Records about charts and figures
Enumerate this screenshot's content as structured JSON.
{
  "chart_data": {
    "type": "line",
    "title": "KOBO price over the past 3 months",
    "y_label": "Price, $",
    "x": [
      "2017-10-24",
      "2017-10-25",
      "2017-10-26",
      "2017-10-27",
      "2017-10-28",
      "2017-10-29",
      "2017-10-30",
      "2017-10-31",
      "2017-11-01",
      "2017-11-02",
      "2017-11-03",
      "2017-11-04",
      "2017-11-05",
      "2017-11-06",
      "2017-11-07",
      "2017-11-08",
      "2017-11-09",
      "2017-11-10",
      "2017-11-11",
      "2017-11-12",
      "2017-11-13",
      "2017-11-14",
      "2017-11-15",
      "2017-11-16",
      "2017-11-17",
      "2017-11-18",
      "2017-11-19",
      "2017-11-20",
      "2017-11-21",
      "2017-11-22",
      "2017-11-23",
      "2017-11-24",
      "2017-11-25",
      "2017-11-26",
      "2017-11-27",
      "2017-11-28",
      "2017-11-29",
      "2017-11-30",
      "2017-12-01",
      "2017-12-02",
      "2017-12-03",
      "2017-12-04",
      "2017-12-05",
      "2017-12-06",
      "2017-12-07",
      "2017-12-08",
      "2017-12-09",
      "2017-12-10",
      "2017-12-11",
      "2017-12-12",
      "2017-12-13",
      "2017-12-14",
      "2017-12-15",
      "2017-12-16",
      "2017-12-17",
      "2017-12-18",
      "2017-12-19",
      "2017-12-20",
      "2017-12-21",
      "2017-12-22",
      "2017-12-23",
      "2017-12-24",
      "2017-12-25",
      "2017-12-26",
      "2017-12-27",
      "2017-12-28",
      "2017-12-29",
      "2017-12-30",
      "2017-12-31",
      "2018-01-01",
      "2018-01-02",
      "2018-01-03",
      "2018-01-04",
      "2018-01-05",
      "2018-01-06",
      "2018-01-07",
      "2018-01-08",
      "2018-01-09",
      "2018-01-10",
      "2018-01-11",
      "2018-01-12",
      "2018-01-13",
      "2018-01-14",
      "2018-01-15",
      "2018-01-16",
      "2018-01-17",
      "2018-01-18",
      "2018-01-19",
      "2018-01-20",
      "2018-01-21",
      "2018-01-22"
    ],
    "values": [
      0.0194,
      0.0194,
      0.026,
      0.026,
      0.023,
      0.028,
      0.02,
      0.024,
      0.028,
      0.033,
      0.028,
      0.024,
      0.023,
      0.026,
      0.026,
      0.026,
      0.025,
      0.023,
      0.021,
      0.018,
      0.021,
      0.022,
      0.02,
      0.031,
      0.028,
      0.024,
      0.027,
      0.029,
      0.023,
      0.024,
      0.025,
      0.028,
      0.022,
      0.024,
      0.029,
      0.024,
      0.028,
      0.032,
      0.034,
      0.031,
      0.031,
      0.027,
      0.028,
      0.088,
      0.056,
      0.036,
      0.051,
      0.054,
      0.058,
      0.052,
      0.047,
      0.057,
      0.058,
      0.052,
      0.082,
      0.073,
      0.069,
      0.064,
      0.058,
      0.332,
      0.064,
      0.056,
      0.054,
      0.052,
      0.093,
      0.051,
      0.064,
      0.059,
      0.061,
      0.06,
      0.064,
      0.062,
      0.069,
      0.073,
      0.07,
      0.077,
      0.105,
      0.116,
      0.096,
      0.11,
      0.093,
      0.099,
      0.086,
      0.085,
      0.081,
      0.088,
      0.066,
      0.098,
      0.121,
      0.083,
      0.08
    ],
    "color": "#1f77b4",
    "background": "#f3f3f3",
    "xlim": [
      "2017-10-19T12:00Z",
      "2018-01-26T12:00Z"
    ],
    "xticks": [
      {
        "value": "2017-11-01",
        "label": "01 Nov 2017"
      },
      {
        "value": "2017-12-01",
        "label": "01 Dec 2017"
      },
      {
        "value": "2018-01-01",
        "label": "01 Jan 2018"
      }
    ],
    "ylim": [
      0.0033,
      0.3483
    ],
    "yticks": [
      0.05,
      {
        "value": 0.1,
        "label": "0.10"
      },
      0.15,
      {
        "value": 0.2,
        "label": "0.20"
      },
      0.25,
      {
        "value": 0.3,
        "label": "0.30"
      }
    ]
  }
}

Your goal. Each line of the material must be restated exactly.

In response.
Enumerate this screenshot's content as structured JSON.
{
  "chart_data": {
    "type": "line",
    "title": "KOBO price over the past 3 months",
    "y_label": "Price, $",
    "x": [
      "2017-10-24",
      "2017-10-25",
      "2017-10-26",
      "2017-10-27",
      "2017-10-28",
      "2017-10-29",
      "2017-10-30",
      "2017-10-31",
      "2017-11-01",
      "2017-11-02",
      "2017-11-03",
      "2017-11-04",
      "2017-11-05",
      "2017-11-06",
      "2017-11-07",
      "2017-11-08",
      "2017-11-09",
      "2017-11-10",
      "2017-11-11",
      "2017-11-12",
      "2017-11-13",
      "2017-11-14",
      "2017-11-15",
      "2017-11-16",
      "2017-11-17",
      "2017-11-18",
      "2017-11-19",
      "2017-11-20",
      "2017-11-21",
      "2017-11-22",
      "2017-11-23",
      "2017-11-24",
      "2017-11-25",
      "2017-11-26",
      "2017-11-27",
      "2017-11-28",
      "2017-11-29",
      "2017-11-30",
      "2017-12-01",
      "2017-12-02",
      "2017-12-03",
      "2017-12-04",
      "2017-12-05",
      "2017-12-06",
      "2017-12-07",
      "2017-12-08",
      "2017-12-09",
      "2017-12-10",
      "2017-12-11",
      "2017-12-12",
      "2017-12-13",
      "2017-12-14",
      "2017-12-15",
      "2017-12-16",
      "2017-12-17",
      "2017-12-18",
      "2017-12-19",
      "2017-12-20",
      "2017-12-21",
      "2017-12-22",
      "2017-12-23",
      "2017-12-24",
      "2017-12-25",
      "2017-12-26",
      "2017-12-27",
      "2017-12-28",
      "2017-12-29",
      "2017-12-30",
      "2017-12-31",
      "2018-01-01",
      "2018-01-02",
      "2018-01-03",
      "2018-01-04",
      "2018-01-05",
      "2018-01-06",
      "2018-01-07",
      "2018-01-08",
      "2018-01-09",
      "2018-01-10",
      "2018-01-11",
      "2018-01-12",
      "2018-01-13",
      "2018-01-14",
      "2018-01-15",
      "2018-01-16",
      "2018-01-17",
      "2018-01-18",
      "2018-01-19",
      "2018-01-20",
      "2018-01-21",
      "2018-01-22"
    ],
    "values": [
      0.0194,
      0.0194,
      0.026,
      0.026,
      0.023,
      0.028,
      0.02,
      0.024,
      0.028,
      0.033,
      0.028,
      0.024,
      0.023,
      0.026,
      0.026,
      0.026,
      0.025,
      0.023,
      0.021,
      0.018,
      0.021,
      0.022,
      0.02,
      0.031,
      0.028,
      0.024,
      0.027,
      0.029,
      0.023,
      0.024,
      0.025,
      0.028,
      0.022,
      0.024,
      0.029,
      0.024,
      0.028,
      0.032,
      0.034,
      0.031,
      0.031,
      0.027,
      0.028,
      0.088,
      0.056,
      0.036,
      0.051,
      0.054,
      0.058,
      0.052,
      0.047,
      0.057,
      0.058,
      0.052,
      0.082,
      0.073,
      0.069,
      0.064,
      0.058,
      0.332,
      0.064,
      0.056,
      0.054,
      0.052,
      0.093,
      0.051,
      0.064,
      0.059,
      0.061,
      0.06,
      0.064,
      0.062,
      0.069,
      0.073,
      0.07,
      0.077,
      0.105,
      0.116,
      0.096,
      0.11,
      0.093,
      0.099,
      0.086,
      0.085,
      0.081,
      0.088,
      0.066,
      0.098,
      0.121,
      0.083,
      0.08
    ],
    "color": "#1f77b4",
    "background": "#f3f3f3",
    "xlim": [
      "2017-10-19T12:00Z",
      "2018-01-26T12:00Z"
    ],
    "xticks": [
      {
        "value": "2017-11-01",
        "label": "01 Nov 2017"
      },
      {
        "value": "2017-12-01",
        "label": "01 Dec 2017"
      },
      {
        "value": "2018-01-01",
        "label": "01 Jan 2018"
      }
    ],
    "ylim": [
      0.0033,
      0.3483
    ],
    "yticks": [
      0.05,
      {
        "value": 0.1,
        "label": "0.10"
      },
      0.15,
      {
        "value": 0.2,
        "label": "0.20"
      },
      0.25,
      {
        "value": 0.3,
        "label": "0.30"
      }
    ]
  }
}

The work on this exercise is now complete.